[Data items]
------------------------------------------------------------------------

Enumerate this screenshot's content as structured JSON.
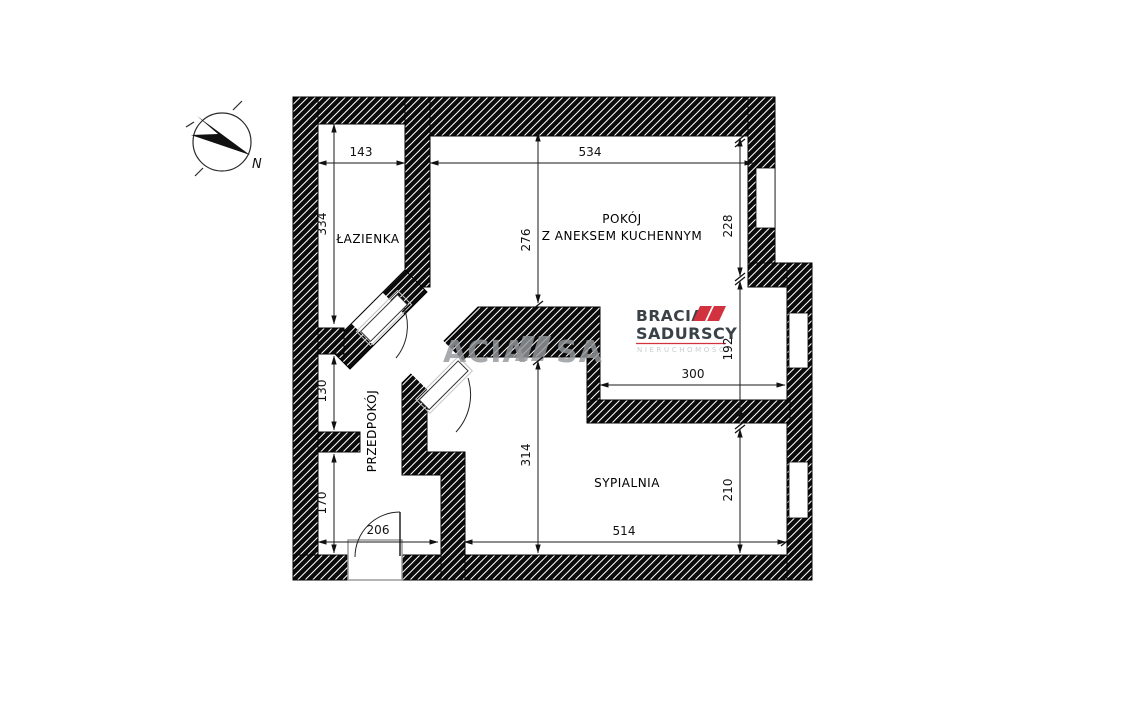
{
  "compass": {
    "north": "N"
  },
  "watermark": {
    "left": "ACIA",
    "right": "SA"
  },
  "logo": {
    "brand1": "BRACIA",
    "brand2": "SADURSCY",
    "tagline": "NIERUCHOMOŚCI"
  },
  "rooms": {
    "bathroom": "ŁAZIENKA",
    "living1": "POKÓJ",
    "living2": "Z ANEKSEM KUCHENNYM",
    "hall": "PRZEDPOKÓJ",
    "bedroom": "SYPIALNIA"
  },
  "dims": {
    "bath_w": "143",
    "bath_h": "334",
    "liv_w": "534",
    "liv_h_left": "276",
    "liv_h_right": "228",
    "kitchen_h": "192",
    "kitchen_w": "300",
    "hall_upper": "130",
    "hall_lower": "170",
    "entry_w": "206",
    "bed_h_left": "314",
    "bed_h_right": "210",
    "bed_w": "514"
  },
  "colors": {
    "accent": "#d2323e",
    "logo_text": "#3a4147",
    "tagline": "#c9cdd0",
    "watermark": "#95999c",
    "wall": "#0b0b0b"
  }
}
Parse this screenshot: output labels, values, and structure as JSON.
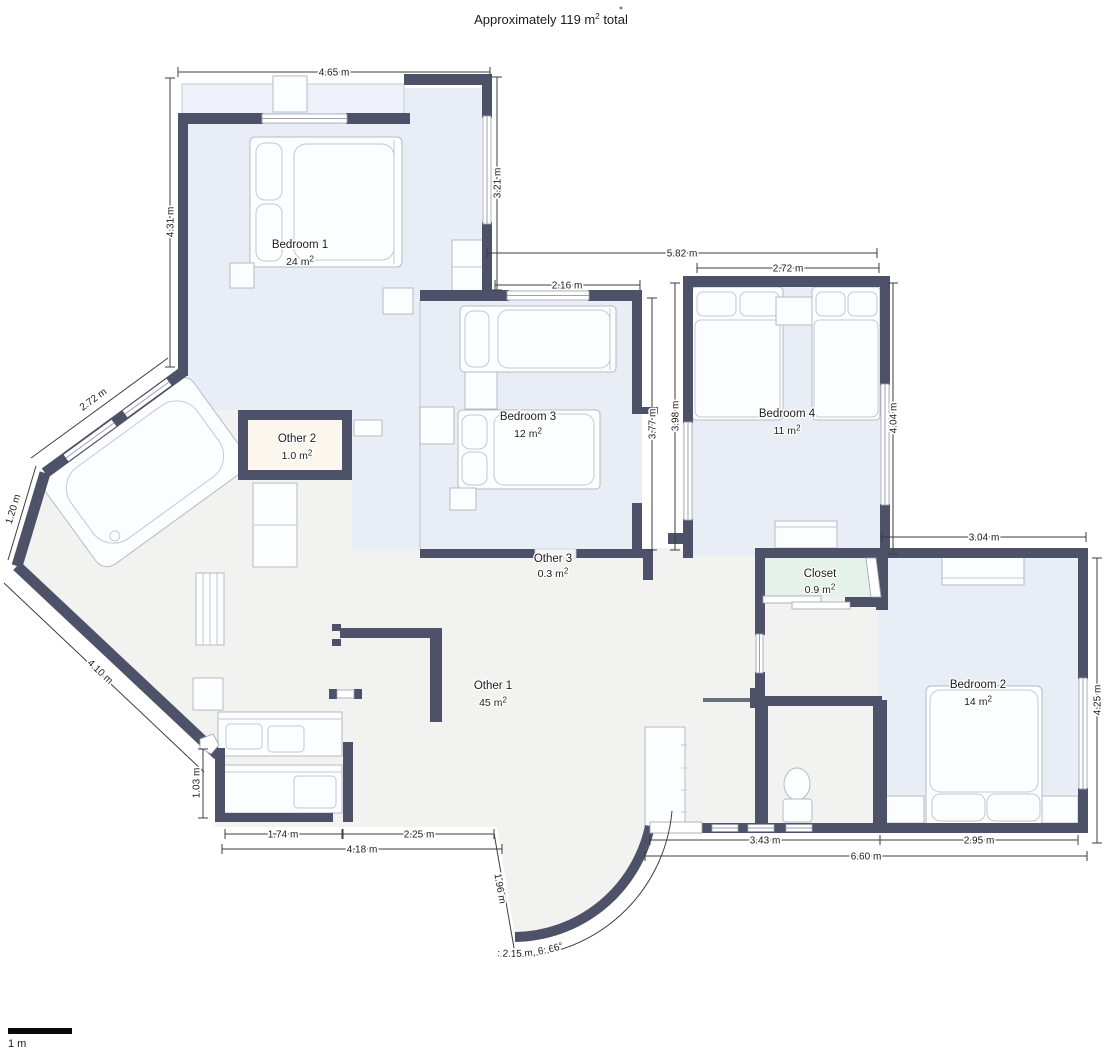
{
  "title": {
    "pre": "Approximately 119 m",
    "sup": "2",
    "post": " total"
  },
  "scale_bar": {
    "label": "1 m"
  },
  "rooms": {
    "bedroom1": {
      "name": "Bedroom 1",
      "area": "24 m",
      "sup": "2"
    },
    "bedroom2": {
      "name": "Bedroom 2",
      "area": "14 m",
      "sup": "2"
    },
    "bedroom3": {
      "name": "Bedroom 3",
      "area": "12 m",
      "sup": "2"
    },
    "bedroom4": {
      "name": "Bedroom 4",
      "area": "11 m",
      "sup": "2"
    },
    "other1": {
      "name": "Other 1",
      "area": "45 m",
      "sup": "2"
    },
    "other2": {
      "name": "Other 2",
      "area": "1.0 m",
      "sup": "2"
    },
    "other3": {
      "name": "Other 3",
      "area": "0.3 m",
      "sup": "2"
    },
    "closet": {
      "name": "Closet",
      "area": "0.9 m",
      "sup": "2"
    }
  },
  "dims": {
    "b1_top": "4.65 m",
    "b1_left": "4.31 m",
    "b1_right": "3.21 m",
    "span_mid": "5.82 m",
    "b3_top": "2.16 m",
    "b4_top": "2.72 m",
    "b3_right": "3.77 m",
    "b4_left": "3.98 m",
    "b4_right": "4.04 m",
    "b2_top": "3.04 m",
    "b2_right": "4.25 m",
    "bath_diag": "2.72 m",
    "bath_short": "1.20 m",
    "bath_long": "4.10 m",
    "kitchen_left": "1.03 m",
    "kitchen_bottom": "1.74 m",
    "hall_bottom": "2.25 m",
    "bottom_left_total": "4.18 m",
    "toilet_bottom": "3.43 m",
    "b2_bottom": "2.95 m",
    "bottom_right_total": "6.60 m",
    "entry": "1.96 m",
    "entry_arc": "2.49 m, r: 2.15 m, θ: 66°"
  },
  "colors": {
    "wall": "#4d5269",
    "bedroom_fill": "#e9edf6",
    "bay_fill": "#eef1f9",
    "floor_fill": "#f2f2f0",
    "other2_fill": "#fbf7ee",
    "closet_fill": "#e4f2e9"
  }
}
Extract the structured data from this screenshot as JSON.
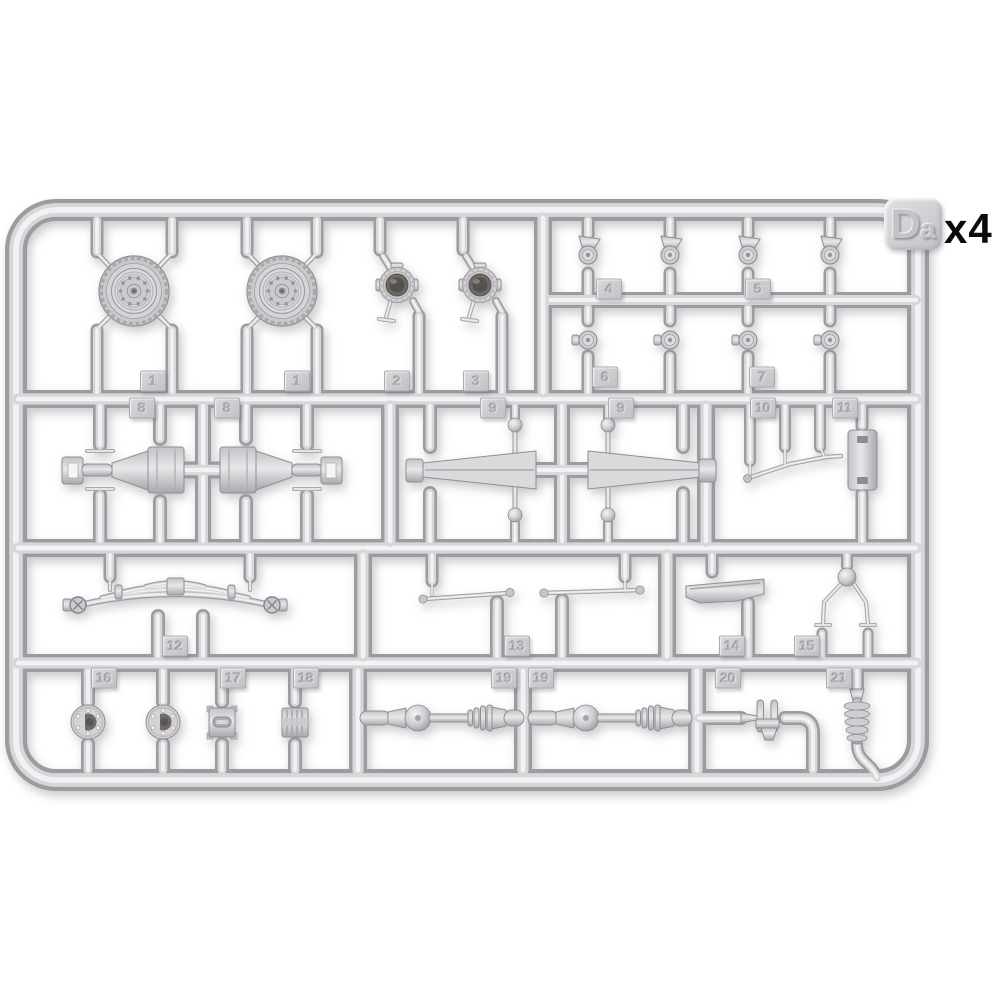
{
  "sprue": {
    "corner_label": "Da",
    "quantity_label": "x4",
    "plastic_color": "#d2d2d5",
    "background_color": "#ffffff",
    "part_tags": [
      {
        "label": "1",
        "x": 153,
        "y": 381
      },
      {
        "label": "1",
        "x": 297,
        "y": 381
      },
      {
        "label": "2",
        "x": 397,
        "y": 381
      },
      {
        "label": "3",
        "x": 476,
        "y": 381
      },
      {
        "label": "4",
        "x": 609,
        "y": 289
      },
      {
        "label": "5",
        "x": 758,
        "y": 289
      },
      {
        "label": "6",
        "x": 605,
        "y": 377
      },
      {
        "label": "7",
        "x": 762,
        "y": 377
      },
      {
        "label": "8",
        "x": 142,
        "y": 408
      },
      {
        "label": "8",
        "x": 227,
        "y": 408
      },
      {
        "label": "9",
        "x": 493,
        "y": 408
      },
      {
        "label": "9",
        "x": 621,
        "y": 408
      },
      {
        "label": "10",
        "x": 763,
        "y": 408
      },
      {
        "label": "11",
        "x": 845,
        "y": 408
      },
      {
        "label": "12",
        "x": 175,
        "y": 646
      },
      {
        "label": "13",
        "x": 517,
        "y": 646
      },
      {
        "label": "14",
        "x": 732,
        "y": 646
      },
      {
        "label": "15",
        "x": 807,
        "y": 646
      },
      {
        "label": "16",
        "x": 104,
        "y": 678
      },
      {
        "label": "17",
        "x": 233,
        "y": 678
      },
      {
        "label": "18",
        "x": 306,
        "y": 678
      },
      {
        "label": "19",
        "x": 504,
        "y": 678
      },
      {
        "label": "19",
        "x": 541,
        "y": 678
      },
      {
        "label": "20",
        "x": 728,
        "y": 678
      },
      {
        "label": "21",
        "x": 839,
        "y": 678
      }
    ]
  }
}
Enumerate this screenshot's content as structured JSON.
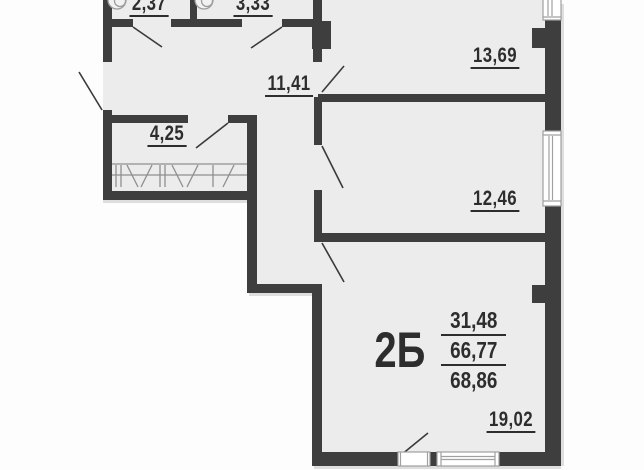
{
  "floor_plan": {
    "apartment": {
      "type_label": "2Б",
      "living_area": "31,48",
      "area_without_balcony": "66,77",
      "total_area": "68,86"
    },
    "rooms": [
      {
        "name": "wc-top-left",
        "area": "2,37"
      },
      {
        "name": "bathroom-top",
        "area": "3,33"
      },
      {
        "name": "room-top-right",
        "area": "13,69"
      },
      {
        "name": "hallway",
        "area": "11,41"
      },
      {
        "name": "wardrobe",
        "area": "4,25"
      },
      {
        "name": "room-middle-right",
        "area": "12,46"
      },
      {
        "name": "living-room-bottom",
        "area": "19,02"
      }
    ],
    "colors": {
      "wall": "#3e3e3e",
      "floor": "#ececec",
      "outside": "#fdfdfd",
      "door_line": "#3a3a3a",
      "hatch": "#8f8f8f",
      "window_frame": "#a0a0a0",
      "text": "#2d2d2d"
    }
  }
}
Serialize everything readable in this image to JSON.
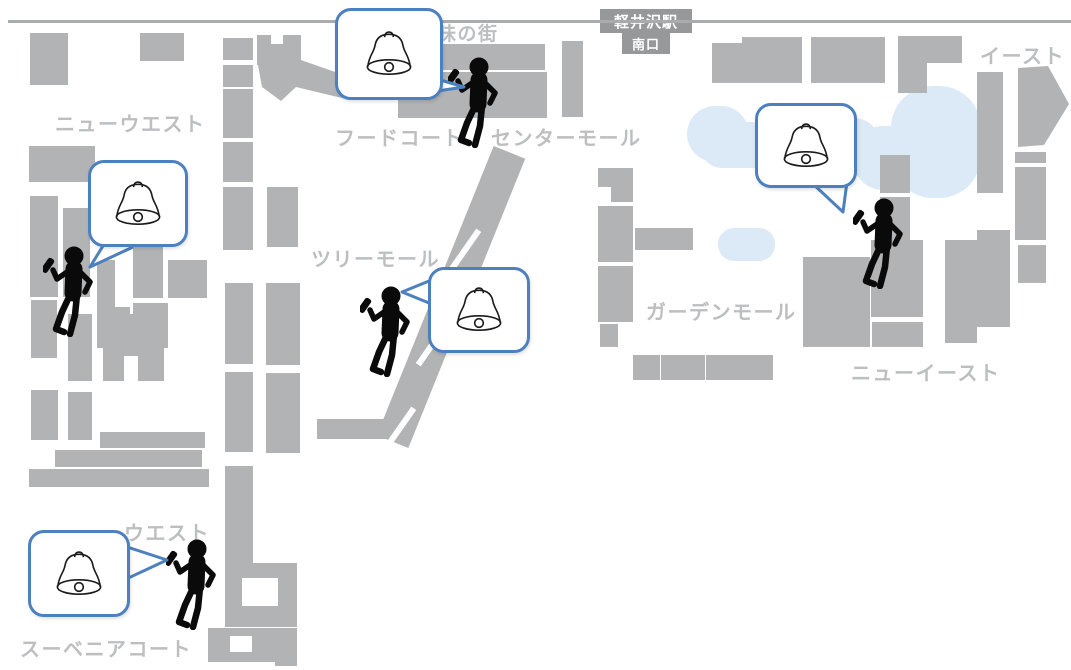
{
  "map": {
    "colors": {
      "building": "#b2b3b5",
      "label": "#bdbec0",
      "road": "#a9abad",
      "badge_bg": "#97989a",
      "badge_text": "#ffffff",
      "bubble_border": "#4d80be",
      "bubble_fill": "#ffffff",
      "pond": "#dceaf8",
      "figure": "#0a0a0a",
      "bell_stroke": "#1b1b1b",
      "outlined_building_border": "#ffffff"
    },
    "station_badge": {
      "line1": "軽井沢駅",
      "line2": "南口"
    },
    "road": {
      "x": 8,
      "y": 20,
      "width": 1063,
      "thickness": 3
    },
    "labels": [
      {
        "id": "new-west",
        "text": "ニューウエスト",
        "x": 55,
        "y": 108,
        "size": 20
      },
      {
        "id": "aji-no-machi",
        "text": "味の街",
        "x": 437,
        "y": 19,
        "size": 19
      },
      {
        "id": "food-court",
        "text": "フードコート",
        "x": 335,
        "y": 122,
        "size": 20
      },
      {
        "id": "center-mall",
        "text": "センターモール",
        "x": 491,
        "y": 122,
        "size": 20
      },
      {
        "id": "east",
        "text": "イースト",
        "x": 980,
        "y": 40,
        "size": 20
      },
      {
        "id": "tree-mall",
        "text": "ツリーモール",
        "x": 311,
        "y": 243,
        "size": 20
      },
      {
        "id": "garden-mall",
        "text": "ガーデンモール",
        "x": 646,
        "y": 296,
        "size": 20
      },
      {
        "id": "new-east",
        "text": "ニューイースト",
        "x": 851,
        "y": 357,
        "size": 20
      },
      {
        "id": "west",
        "text": "ウエスト",
        "x": 124,
        "y": 517,
        "size": 20
      },
      {
        "id": "souvenir-court",
        "text": "スーベニアコート",
        "x": 20,
        "y": 633,
        "size": 20
      }
    ],
    "buildings": [
      [
        30,
        33,
        38,
        52
      ],
      [
        140,
        33,
        44,
        28
      ],
      [
        29,
        146,
        66,
        36
      ],
      [
        30,
        196,
        28,
        101
      ],
      [
        63,
        208,
        27,
        89
      ],
      [
        97,
        260,
        18,
        77
      ],
      [
        133,
        247,
        30,
        51
      ],
      [
        168,
        260,
        39,
        38
      ],
      [
        97,
        307,
        33,
        41
      ],
      [
        133,
        303,
        35,
        45
      ],
      [
        31,
        300,
        26,
        58
      ],
      [
        31,
        390,
        27,
        50
      ],
      [
        68,
        314,
        24,
        67
      ],
      [
        68,
        392,
        24,
        48
      ],
      [
        103,
        314,
        61,
        67
      ],
      [
        100,
        432,
        105,
        16
      ],
      [
        55,
        450,
        147,
        17
      ],
      [
        29,
        469,
        180,
        18
      ],
      [
        223,
        38,
        30,
        22
      ],
      [
        223,
        65,
        30,
        22
      ],
      [
        223,
        89,
        30,
        49
      ],
      [
        223,
        142,
        30,
        40
      ],
      [
        223,
        187,
        30,
        63
      ],
      [
        225,
        283,
        28,
        81
      ],
      [
        225,
        372,
        28,
        80
      ],
      [
        225,
        466,
        28,
        97
      ],
      [
        267,
        187,
        31,
        60
      ],
      [
        266,
        283,
        34,
        82
      ],
      [
        266,
        373,
        34,
        80
      ],
      [
        257,
        35,
        44,
        30
      ],
      [
        398,
        72,
        149,
        46
      ],
      [
        562,
        41,
        21,
        76
      ],
      [
        225,
        563,
        72,
        64
      ],
      [
        208,
        628,
        89,
        34
      ],
      [
        275,
        630,
        22,
        36
      ],
      [
        598,
        168,
        35,
        34
      ],
      [
        598,
        206,
        35,
        56
      ],
      [
        598,
        266,
        35,
        56
      ],
      [
        600,
        324,
        18,
        23
      ],
      [
        635,
        228,
        58,
        22
      ],
      [
        633,
        355,
        27,
        25
      ],
      [
        661,
        355,
        44,
        25
      ],
      [
        706,
        355,
        67,
        25
      ],
      [
        317,
        419,
        78,
        20
      ],
      [
        712,
        43,
        38,
        40
      ],
      [
        742,
        37,
        60,
        46
      ],
      [
        811,
        37,
        74,
        46
      ],
      [
        898,
        36,
        64,
        27
      ],
      [
        898,
        63,
        29,
        30
      ],
      [
        977,
        72,
        26,
        121
      ],
      [
        1015,
        152,
        31,
        11
      ],
      [
        1015,
        167,
        31,
        73
      ],
      [
        1018,
        245,
        28,
        38
      ],
      [
        880,
        155,
        30,
        38
      ],
      [
        880,
        197,
        30,
        55
      ],
      [
        803,
        257,
        67,
        90
      ],
      [
        871,
        240,
        52,
        77
      ],
      [
        872,
        322,
        51,
        25
      ],
      [
        945,
        240,
        32,
        103
      ],
      [
        977,
        230,
        33,
        97
      ]
    ],
    "holes": [
      [
        271,
        35,
        12,
        9
      ],
      [
        124,
        356,
        14,
        26
      ],
      [
        598,
        187,
        13,
        16
      ],
      [
        242,
        578,
        36,
        28
      ],
      [
        230,
        636,
        22,
        16
      ]
    ],
    "polygons": [
      {
        "id": "food-court-chevron",
        "points": "258,65 298,59 358,80 350,100 296,87 281,101 262,87"
      },
      {
        "id": "east-arrow",
        "points": "1018,68 1048,66 1069,104 1044,145 1018,147"
      }
    ],
    "outlined_building": {
      "x": 437,
      "y": 42,
      "w": 110,
      "h": 30
    },
    "walkway": {
      "left": 434,
      "top": 141,
      "w": 34,
      "len": 312,
      "angle": 22,
      "gaps": [
        [
          465,
          250
        ],
        [
          432,
          345
        ],
        [
          400,
          428
        ]
      ]
    },
    "pond_blobs": [
      [
        687,
        106,
        62,
        56,
        28
      ],
      [
        700,
        122,
        108,
        46,
        22
      ],
      [
        788,
        118,
        92,
        52,
        26
      ],
      [
        853,
        126,
        80,
        64,
        30
      ],
      [
        891,
        86,
        90,
        112,
        42
      ],
      [
        718,
        228,
        57,
        33,
        16
      ]
    ],
    "markers": [
      {
        "id": "marker-food-court",
        "icon": "bell-icon",
        "person": [
          448,
          56
        ],
        "bubble": [
          335,
          8,
          108,
          92
        ],
        "tail": "M420,74 L464,87 L404,96"
      },
      {
        "id": "marker-new-west",
        "icon": "bell-icon",
        "person": [
          43,
          245
        ],
        "bubble": [
          88,
          160,
          100,
          87
        ],
        "tail": "M106,241 L90,267 L133,247"
      },
      {
        "id": "marker-tree-mall",
        "icon": "bell-icon",
        "person": [
          360,
          285
        ],
        "bubble": [
          428,
          267,
          102,
          86
        ],
        "tail": "M434,279 L402,292 L434,305"
      },
      {
        "id": "marker-east",
        "icon": "bell-icon",
        "person": [
          853,
          197
        ],
        "bubble": [
          755,
          103,
          102,
          85
        ],
        "tail": "M812,183 L843,212 L847,182"
      },
      {
        "id": "marker-west",
        "icon": "bell-icon",
        "person": [
          166,
          538
        ],
        "bubble": [
          28,
          530,
          102,
          87
        ],
        "tail": "M124,546 L167,560 L124,580"
      }
    ]
  }
}
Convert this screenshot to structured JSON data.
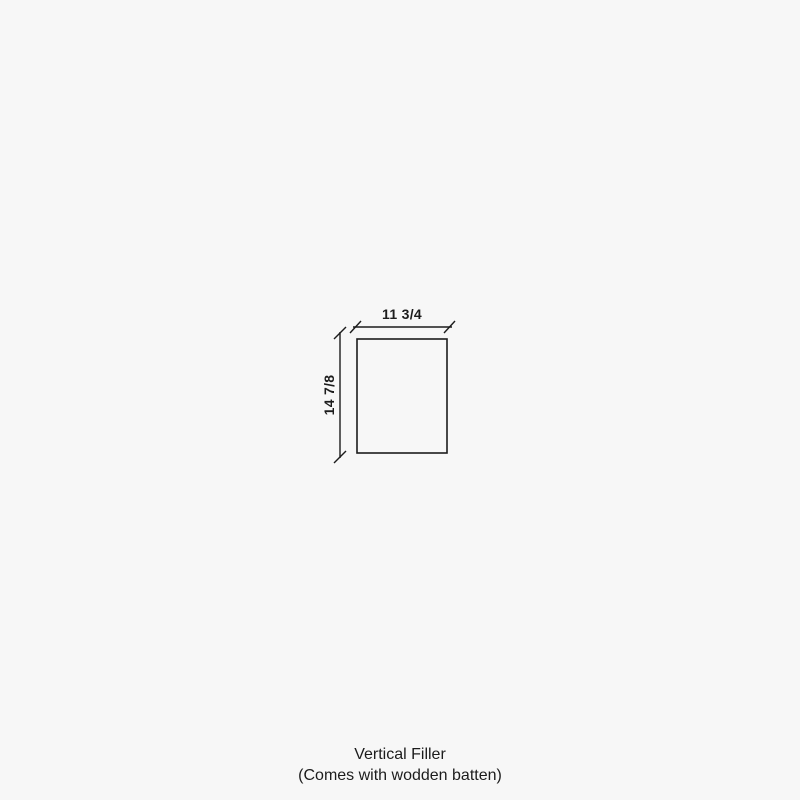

------------------------------------------------------------------------

Which lines hold the word "court"? Copy every one of them.

        "id": "food-court",
        "id": "souvenir-court",
        "id": "food-court-chevron",
        "id": "marker-food-court",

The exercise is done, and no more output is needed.